__WHAT THE TASK ASKS__: Go through the material below and copy all lines with "دينار".

Dataset excerpt
=======
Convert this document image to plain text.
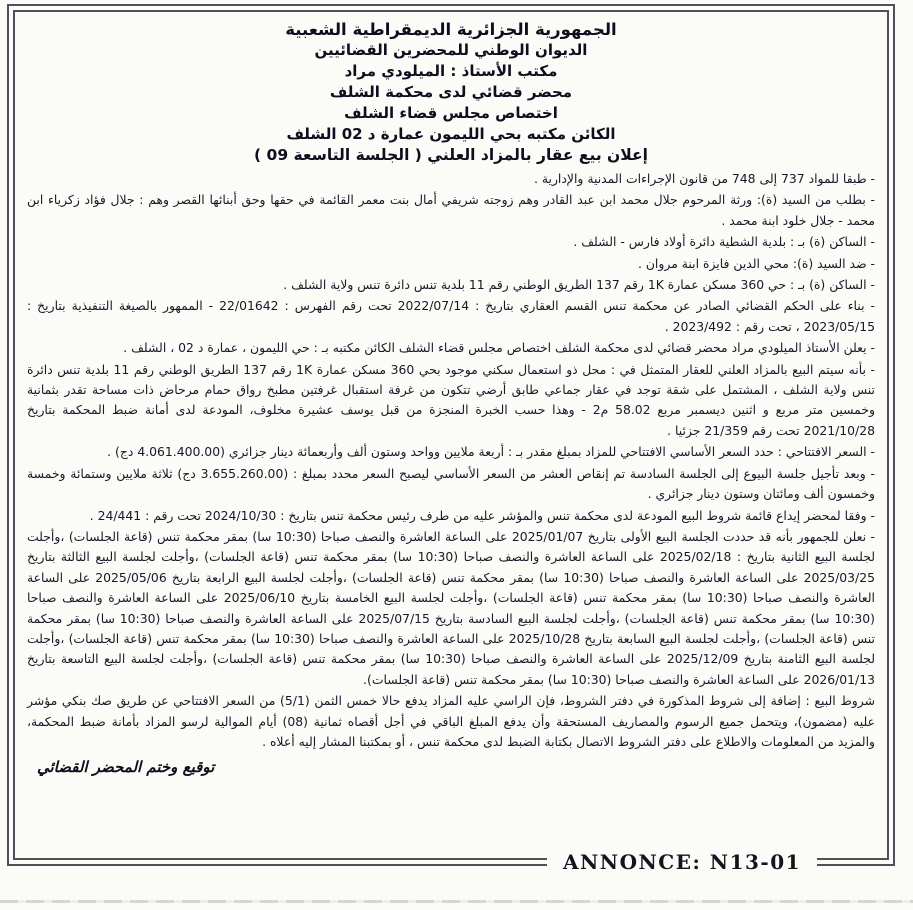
الجمهورية الجزائرية الديمقراطية الشعبية
الديوان الوطني للمحضرين القضائيين
مكتب الأستاذ : الميلودي مراد
محضر قضائي لدى محكمة الشلف
اختصاص مجلس قضاء الشلف
الكائن مكتبه بحي الليمون عمارة د 02 الشلف
إعلان بيع عقار بالمزاد العلني ( الجلسة التاسعة 09 )

- طبقا للمواد 737 إلى 748 من قانون الإجراءات المدنية والإدارية .

- بطلب من السيد (ة): ورثة المرحوم جلال محمد ابن عبد القادر وهم زوجته شريفي أمال بنت معمر القائمة في حقها وحق أبنائها القصر وهم : جلال فؤاد زكرياء ابن محمد - جلال خلود ابنة محمد .

- الساكن (ة) بـ : بلدية الشطية دائرة أولاد فارس - الشلف .

- ضد السيد (ة): محي الدين فايزة ابنة مروان .

- الساكن (ة) بـ : حي 360 مسكن عمارة 1K رقم 137 الطريق الوطني رقم 11 بلدية تنس دائرة تنس ولاية الشلف .

- بناء على الحكم القضائي الصادر عن محكمة تنس القسم العقاري بتاريخ : 2022/07/14 تحت رقم الفهرس : 22/01642 - الممهور بالصيغة التنفيذية بتاريخ : 2023/05/15 ، تحت رقم : 2023/492 .

- يعلن الأستاذ الميلودي مراد محضر قضائي لدى محكمة الشلف اختصاص مجلس قضاء الشلف الكائن مكتبه بـ : حي الليمون ، عمارة د 02 ، الشلف .

- بأنه سيتم البيع بالمزاد العلني للعقار المتمثل في : محل ذو استعمال سكني موجود بحي 360 مسكن عمارة 1K رقم 137 الطريق الوطني رقم 11 بلدية تنس دائرة تنس ولاية الشلف ، المشتمل على شقة توجد في عقار جماعي طابق أرضي تتكون من غرفة استقبال غرفتين مطبخ رواق حمام مرحاض ذات مساحة تقدر بثمانية وخمسين متر مربع و اثنين ديسمبر مربع 58.02 م2 - وهذا حسب الخبرة المنجزة من قبل يوسف عشيرة مخلوف، المودعة لدى أمانة ضبط المحكمة بتاريخ 2021/10/28 تحت رقم 21/359 جزئيا .

- السعر الافتتاحي : حدد السعر الأساسي الافتتاحي للمزاد بمبلغ مقدر بـ : أربعة ملايين وواحد وستون ألف وأربعمائة دينار جزائري (4.061.400.00 دج) .

- وبعد تأجيل جلسة البيوع إلى الجلسة السادسة تم إنقاص العشر من السعر الأساسي ليصبح السعر محدد بمبلغ : (3.655.260.00 دج) ثلاثة ملايين وستمائة وخمسة وخمسون ألف ومائتان وستون دينار جزائري .

- وفقا لمحضر إيداع قائمة شروط البيع المودعة لدى محكمة تنس والمؤشر عليه من طرف رئيس محكمة تنس بتاريخ : 2024/10/30 تحت رقم : 24/441 .

- نعلن للجمهور بأنه قد حددت الجلسة البيع الأولى بتاريخ 2025/01/07 على الساعة العاشرة والنصف صباحا (10:30 سا) بمقر محكمة تنس (قاعة الجلسات) ،وأجلت لجلسة البيع الثانية بتاريخ : 2025/02/18 على الساعة العاشرة والنصف صباحا (10:30 سا) بمقر محكمة تنس (قاعة الجلسات) ،وأجلت لجلسة البيع الثالثة بتاريخ 2025/03/25 على الساعة العاشرة والنصف صباحا (10:30 سا) بمقر محكمة تنس (قاعة الجلسات) ،وأجلت لجلسة البيع الرابعة بتاريخ 2025/05/06 على الساعة العاشرة والنصف صباحا (10:30 سا) بمقر محكمة تنس (قاعة الجلسات) ،وأجلت لجلسة البيع الخامسة بتاريخ 2025/06/10 على الساعة العاشرة والنصف صباحا (10:30 سا) بمقر محكمة تنس (قاعة الجلسات) ،وأجلت لجلسة البيع السادسة بتاريخ 2025/07/15 على الساعة العاشرة والنصف صباحا (10:30 سا) بمقر محكمة تنس (قاعة الجلسات) ،وأجلت لجلسة البيع السابعة بتاريخ 2025/10/28 على الساعة العاشرة والنصف صباحا (10:30 سا) بمقر محكمة تنس (قاعة الجلسات) ،وأجلت لجلسة البيع الثامنة بتاريخ 2025/12/09 على الساعة العاشرة والنصف صباحا (10:30 سا) بمقر محكمة تنس (قاعة الجلسات) ،وأجلت لجلسة البيع التاسعة بتاريخ 2026/01/13 على الساعة العاشرة والنصف صباحا (10:30 سا) بمقر محكمة تنس (قاعة الجلسات).

شروط البيع : إضافة إلى شروط المذكورة في دفتر الشروط، فإن الراسي عليه المزاد يدفع حالا خمس الثمن (5/1) من السعر الافتتاحي عن طريق صك بنكي مؤشر عليه (مضمون)، ويتحمل جميع الرسوم والمصاريف المستحقة وأن يدفع المبلغ الباقي في أجل أقصاه ثمانية (08) أيام الموالية لرسو المزاد بأمانة ضبط المحكمة، والمزيد من المعلومات والاطلاع على دفتر الشروط الاتصال بكتابة الضبط لدى محكمة تنس ، أو بمكتبنا المشار إليه أعلاه .

توقيع وختم المحضر القضائي
ANNONCE: N13-01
=======
__WRITTEN SOLUTION__:
- السعر الافتتاحي : حدد السعر الأساسي الافتتاحي للمزاد بمبلغ مقدر بـ : أربعة ملايين وواحد وستون ألف وأربعمائة دينار جزائري (4.061.400.00 دج) .
- وبعد تأجيل جلسة البيوع إلى الجلسة السادسة تم إنقاص العشر من السعر الأساسي ليصبح السعر محدد بمبلغ : (3.655.260.00 دج) ثلاثة ملايين وستمائة وخمسة وخمسون ألف ومائتان وستون دينار جزائري .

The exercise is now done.